» TASK STATEMENT: Show every line below where "about" appears.

» SUPPLIED DATA:
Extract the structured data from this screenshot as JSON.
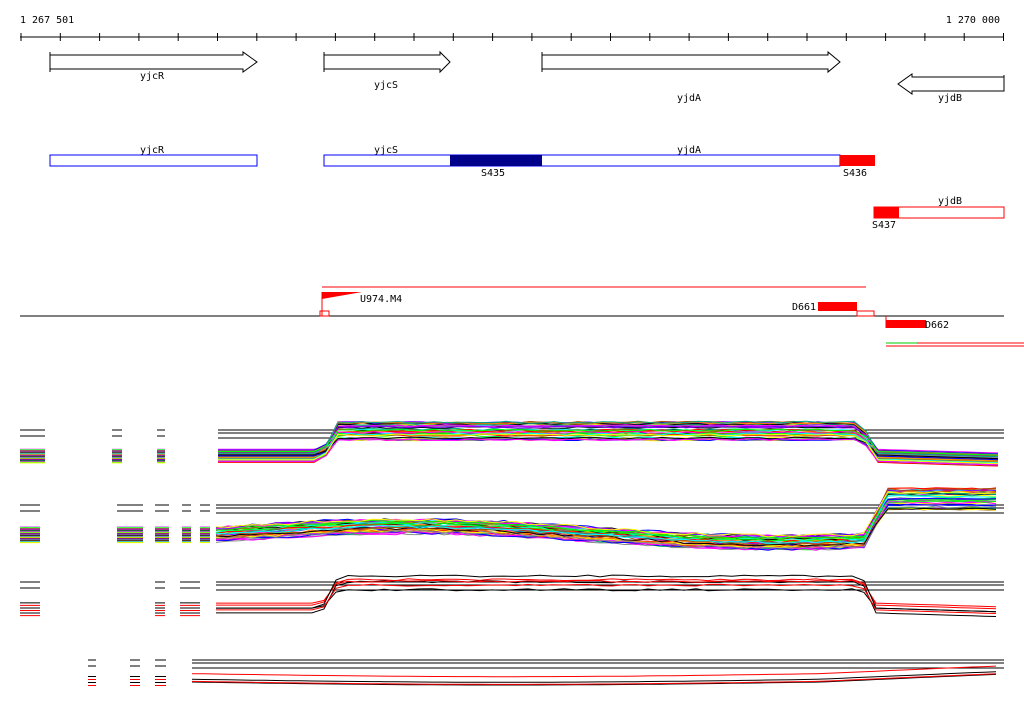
{
  "ruler": {
    "start_label": "1 267 501",
    "end_label": "1 270 000"
  },
  "genes": [
    {
      "name": "yjcR",
      "strand": "+"
    },
    {
      "name": "yjcS",
      "strand": "+"
    },
    {
      "name": "yjdA",
      "strand": "+"
    },
    {
      "name": "yjdB",
      "strand": "-"
    }
  ],
  "transcripts": {
    "labels": [
      "yjcR",
      "yjcS",
      "yjdA",
      "yjdB"
    ],
    "segments": [
      "S435",
      "S436",
      "S437"
    ]
  },
  "features": {
    "upshift": "U974.M4",
    "downshift_1": "D661",
    "downshift_2": "D662"
  },
  "colors": {
    "blue": "#0000ff",
    "navy": "#00008b",
    "red": "#ff0000",
    "green": "#00cc00",
    "black": "#000000"
  },
  "expression_tracks": [
    {
      "name": "panel-1",
      "series_count": 40,
      "mode": "multicolor"
    },
    {
      "name": "panel-2",
      "series_count": 40,
      "mode": "multicolor-rise-right"
    },
    {
      "name": "panel-3",
      "series_count": 6,
      "mode": "black-red"
    },
    {
      "name": "panel-4",
      "series_count": 4,
      "mode": "black-red-flat"
    }
  ]
}
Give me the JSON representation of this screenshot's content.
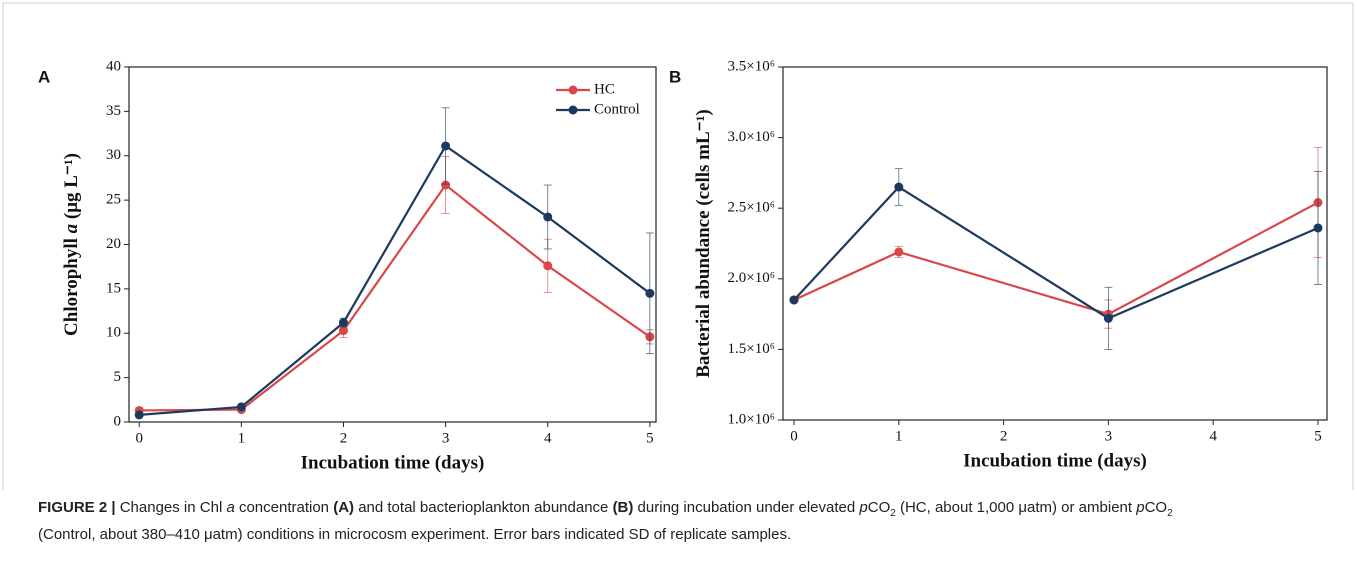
{
  "chart_data": [
    {
      "type": "line",
      "panel": "A",
      "xlabel": "Incubation time (days)",
      "ylabel": [
        "Chlorophyll ",
        "a",
        " (μg L⁻¹)"
      ],
      "x": [
        0,
        1,
        2,
        3,
        4,
        5
      ],
      "series": [
        {
          "name": "HC",
          "color": "#d9474a",
          "values": [
            1.3,
            1.4,
            10.3,
            26.7,
            17.6,
            9.6
          ],
          "errors": [
            0.3,
            0.2,
            0.8,
            3.2,
            3.0,
            0.8
          ]
        },
        {
          "name": "Control",
          "color": "#1b3a5e",
          "values": [
            0.8,
            1.7,
            11.2,
            31.1,
            23.1,
            14.5
          ],
          "errors": [
            0.1,
            0.2,
            0.5,
            4.3,
            3.6,
            6.8
          ]
        }
      ],
      "xlim": [
        -0.1,
        5.06
      ],
      "xticks": [
        0,
        1,
        2,
        3,
        4,
        5
      ],
      "ylim": [
        0,
        40
      ],
      "yticks": [
        0,
        5,
        10,
        15,
        20,
        25,
        30,
        35,
        40
      ],
      "legend": "upper right"
    },
    {
      "type": "line",
      "panel": "B",
      "xlabel": "Incubation time (days)",
      "ylabel": [
        "Bacterial abundance (cells mL⁻¹)"
      ],
      "x": [
        0,
        1,
        3,
        5
      ],
      "series": [
        {
          "name": "HC",
          "color": "#d9474a",
          "values": [
            1850000,
            2190000,
            1750000,
            2540000
          ],
          "errors": [
            10000,
            40000,
            100000,
            390000
          ]
        },
        {
          "name": "Control",
          "color": "#1b3a5e",
          "values": [
            1850000,
            2650000,
            1720000,
            2360000
          ],
          "errors": [
            10000,
            130000,
            220000,
            400000
          ]
        }
      ],
      "xlim": [
        -0.105,
        5.086
      ],
      "xticks": [
        0,
        1,
        2,
        3,
        4,
        5
      ],
      "ylim": [
        1000000,
        3500000
      ],
      "yticks": [
        {
          "value": 1000000,
          "label": "1.0×10⁶"
        },
        {
          "value": 1500000,
          "label": "1.5×10⁶"
        },
        {
          "value": 2000000,
          "label": "2.0×10⁶"
        },
        {
          "value": 2500000,
          "label": "2.5×10⁶"
        },
        {
          "value": 3000000,
          "label": "3.0×10⁶"
        },
        {
          "value": 3500000,
          "label": "3.5×10⁶"
        }
      ]
    }
  ],
  "caption": [
    "FIGURE 2 |",
    " Changes in Chl ",
    "a",
    " concentration ",
    "(A)",
    " and total bacterioplankton abundance ",
    "(B)",
    " during incubation under elevated ",
    "p",
    "CO",
    "2",
    " (HC, about 1,000 μatm) or ambient ",
    "p",
    "CO",
    "2",
    " (Control, about 380–410 μatm) conditions in microcosm experiment. Error bars indicated SD of replicate samples."
  ]
}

» TASK OUTPUT:
    " (HC, about 1,000 μatm) or ambient ",
    " (Control, about 380–410 μatm) conditions in microcosm experiment. Error bars indicated SD of replicate samples."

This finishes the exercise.